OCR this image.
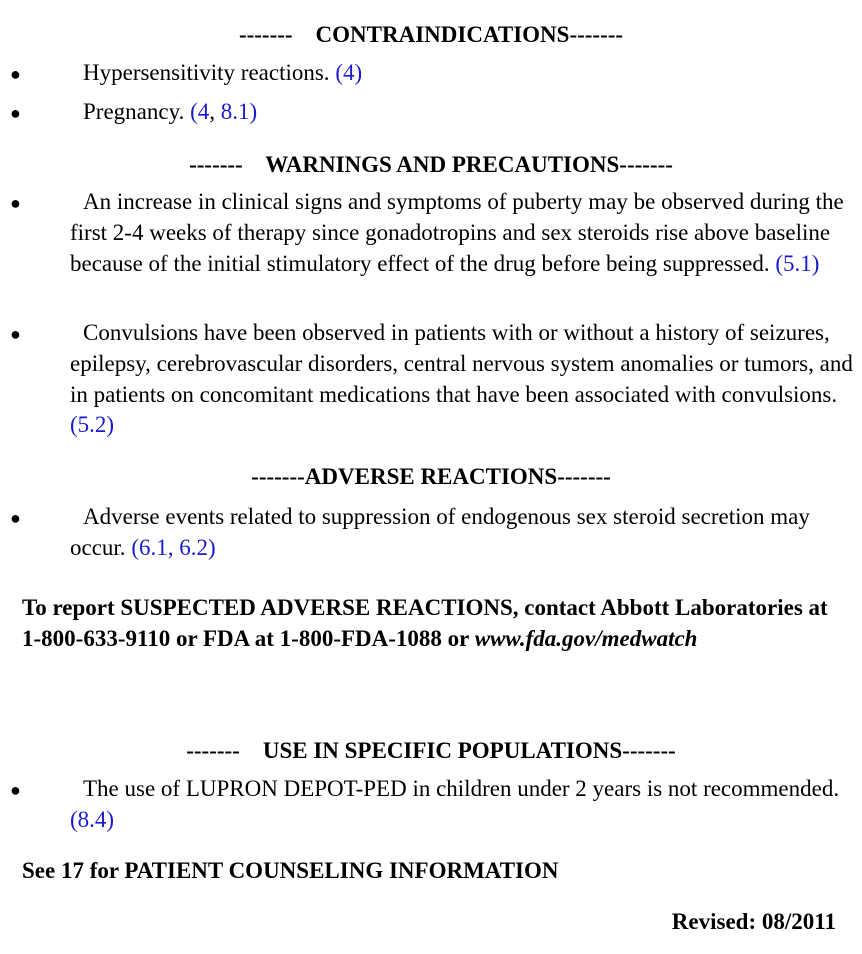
-------    CONTRAINDICATIONS-------
●	Hypersensitivity reactions. (4)
●	Pregnancy. (4, 8.1)
-------    WARNINGS AND PRECAUTIONS-------
●	An increase in clinical signs and symptoms of puberty may be observed during the first 2-4 weeks of therapy since gonadotropins and sex steroids rise above baseline because of the initial stimulatory effect of the drug before being suppressed. (5.1)
●	Convulsions have been observed in patients with or without a history of seizures, epilepsy, cerebrovascular disorders, central nervous system anomalies or tumors, and in patients on concomitant medications that have been associated with convulsions. (5.2)
-------ADVERSE REACTIONS-------
●	Adverse events related to suppression of endogenous sex steroid secretion may occur. (6.1, 6.2)
To report SUSPECTED ADVERSE REACTIONS, contact Abbott Laboratories at 1-800-633-9110 or FDA at 1-800-FDA-1088 or www.fda.gov/medwatch
-------    USE IN SPECIFIC POPULATIONS-------
●	The use of LUPRON DEPOT-PED in children under 2 years is not recommended. (8.4)
See 17 for PATIENT COUNSELING INFORMATION
Revised: 08/2011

------------------------------------------------------------------------

WORK TO COMPLETE
Going through the entries above, report how many lines include the string "observed". The number alone is the answer.

SOLUTION TO THIS EXERCISE
2